What is required
Records follow. Select each line holding "this".

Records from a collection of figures
----------

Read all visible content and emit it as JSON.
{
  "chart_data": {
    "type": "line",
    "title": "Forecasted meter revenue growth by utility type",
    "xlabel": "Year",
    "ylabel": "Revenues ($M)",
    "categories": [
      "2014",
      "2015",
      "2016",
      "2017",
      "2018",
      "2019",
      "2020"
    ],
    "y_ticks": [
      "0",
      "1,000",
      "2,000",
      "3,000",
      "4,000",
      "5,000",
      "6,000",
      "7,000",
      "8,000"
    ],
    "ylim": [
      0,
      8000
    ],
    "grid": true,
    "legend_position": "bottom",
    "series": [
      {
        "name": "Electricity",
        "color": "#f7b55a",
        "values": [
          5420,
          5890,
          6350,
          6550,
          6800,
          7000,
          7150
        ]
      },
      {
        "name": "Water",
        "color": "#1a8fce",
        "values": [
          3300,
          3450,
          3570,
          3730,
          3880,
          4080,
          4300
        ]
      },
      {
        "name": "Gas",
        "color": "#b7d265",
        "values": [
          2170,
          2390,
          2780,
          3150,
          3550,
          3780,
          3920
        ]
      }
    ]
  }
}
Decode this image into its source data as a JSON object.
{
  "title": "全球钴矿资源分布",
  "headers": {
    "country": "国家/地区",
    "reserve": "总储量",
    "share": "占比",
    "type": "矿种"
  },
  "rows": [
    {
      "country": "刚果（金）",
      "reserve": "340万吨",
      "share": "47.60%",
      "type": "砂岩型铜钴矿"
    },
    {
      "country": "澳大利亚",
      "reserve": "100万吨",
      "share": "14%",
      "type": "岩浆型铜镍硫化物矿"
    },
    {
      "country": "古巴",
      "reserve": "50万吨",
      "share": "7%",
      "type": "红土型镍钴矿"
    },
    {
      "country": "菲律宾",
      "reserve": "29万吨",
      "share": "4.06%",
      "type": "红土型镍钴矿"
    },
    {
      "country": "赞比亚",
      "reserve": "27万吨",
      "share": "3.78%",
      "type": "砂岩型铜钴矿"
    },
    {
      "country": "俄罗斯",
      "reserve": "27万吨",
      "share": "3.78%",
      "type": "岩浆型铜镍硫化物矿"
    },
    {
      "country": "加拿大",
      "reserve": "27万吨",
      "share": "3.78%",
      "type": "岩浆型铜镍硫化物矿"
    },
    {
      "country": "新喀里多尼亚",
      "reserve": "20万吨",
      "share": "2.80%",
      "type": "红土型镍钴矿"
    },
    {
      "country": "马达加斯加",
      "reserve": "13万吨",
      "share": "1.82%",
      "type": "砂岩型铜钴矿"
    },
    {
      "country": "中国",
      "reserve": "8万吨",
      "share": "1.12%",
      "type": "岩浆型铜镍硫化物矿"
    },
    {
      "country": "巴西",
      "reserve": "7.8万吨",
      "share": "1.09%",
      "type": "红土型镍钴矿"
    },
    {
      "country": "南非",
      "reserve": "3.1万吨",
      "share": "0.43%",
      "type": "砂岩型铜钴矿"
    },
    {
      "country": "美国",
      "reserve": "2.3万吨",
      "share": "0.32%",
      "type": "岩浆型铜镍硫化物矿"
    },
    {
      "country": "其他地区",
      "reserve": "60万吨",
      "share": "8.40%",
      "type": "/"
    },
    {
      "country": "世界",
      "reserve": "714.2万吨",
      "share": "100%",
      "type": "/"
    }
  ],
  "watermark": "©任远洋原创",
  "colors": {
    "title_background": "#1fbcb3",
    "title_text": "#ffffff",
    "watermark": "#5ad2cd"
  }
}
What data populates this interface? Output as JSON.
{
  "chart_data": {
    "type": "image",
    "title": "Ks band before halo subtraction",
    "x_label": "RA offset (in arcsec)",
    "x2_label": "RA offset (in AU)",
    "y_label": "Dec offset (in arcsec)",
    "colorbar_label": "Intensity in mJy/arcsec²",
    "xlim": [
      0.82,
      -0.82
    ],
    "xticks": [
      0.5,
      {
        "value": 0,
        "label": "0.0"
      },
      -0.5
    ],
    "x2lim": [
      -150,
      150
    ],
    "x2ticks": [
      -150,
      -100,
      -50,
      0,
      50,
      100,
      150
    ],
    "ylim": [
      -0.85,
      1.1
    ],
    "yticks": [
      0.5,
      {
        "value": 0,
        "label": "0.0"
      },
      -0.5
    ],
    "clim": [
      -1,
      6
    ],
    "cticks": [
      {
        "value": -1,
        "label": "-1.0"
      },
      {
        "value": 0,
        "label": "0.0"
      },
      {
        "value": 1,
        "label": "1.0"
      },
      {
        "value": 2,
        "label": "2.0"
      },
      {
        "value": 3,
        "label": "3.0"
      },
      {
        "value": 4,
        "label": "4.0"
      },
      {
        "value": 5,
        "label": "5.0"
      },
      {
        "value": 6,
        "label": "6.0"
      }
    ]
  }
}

----------

Complete answer
Decode this image into its source data as a JSON object.
What data populates this interface? Output as JSON.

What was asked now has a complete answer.